> AIM
Below are records to repeat exactly. Omit the pictures from the copy.

** Begin DATA TO USE **

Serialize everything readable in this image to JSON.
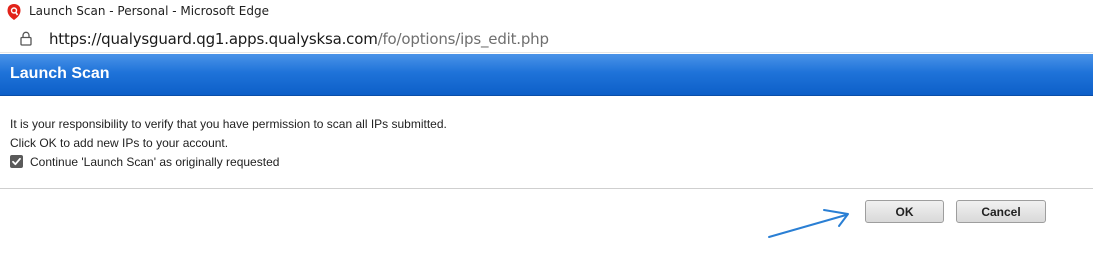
{
  "window": {
    "title": "Launch Scan - Personal - Microsoft Edge",
    "icon": "qualys-shield-icon"
  },
  "address_bar": {
    "url_host": "https://qualysguard.qg1.apps.qualysksa.com",
    "url_path": "/fo/options/ips_edit.php",
    "lock_icon": "lock-icon"
  },
  "dialog": {
    "title": "Launch Scan",
    "message_line1": "It is your responsibility to verify that you have permission to scan all IPs submitted.",
    "message_line2": "Click OK to add new IPs to your account.",
    "checkbox_label": "Continue 'Launch Scan' as originally requested",
    "checkbox_checked": true
  },
  "buttons": {
    "ok_label": "OK",
    "cancel_label": "Cancel"
  },
  "colors": {
    "header_blue": "#1f73d9",
    "annotation_arrow": "#2a7fd4"
  }
}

** End DATA TO USE **

> RESPONSE
Serialize everything readable in this image to JSON.
{
  "window": {
    "title": "Launch Scan - Personal - Microsoft Edge",
    "icon": "qualys-shield-icon"
  },
  "address_bar": {
    "url_host": "https://qualysguard.qg1.apps.qualysksa.com",
    "url_path": "/fo/options/ips_edit.php",
    "lock_icon": "lock-icon"
  },
  "dialog": {
    "title": "Launch Scan",
    "message_line1": "It is your responsibility to verify that you have permission to scan all IPs submitted.",
    "message_line2": "Click OK to add new IPs to your account.",
    "checkbox_label": "Continue 'Launch Scan' as originally requested",
    "checkbox_checked": true
  },
  "buttons": {
    "ok_label": "OK",
    "cancel_label": "Cancel"
  },
  "colors": {
    "header_blue": "#1f73d9",
    "annotation_arrow": "#2a7fd4"
  }
}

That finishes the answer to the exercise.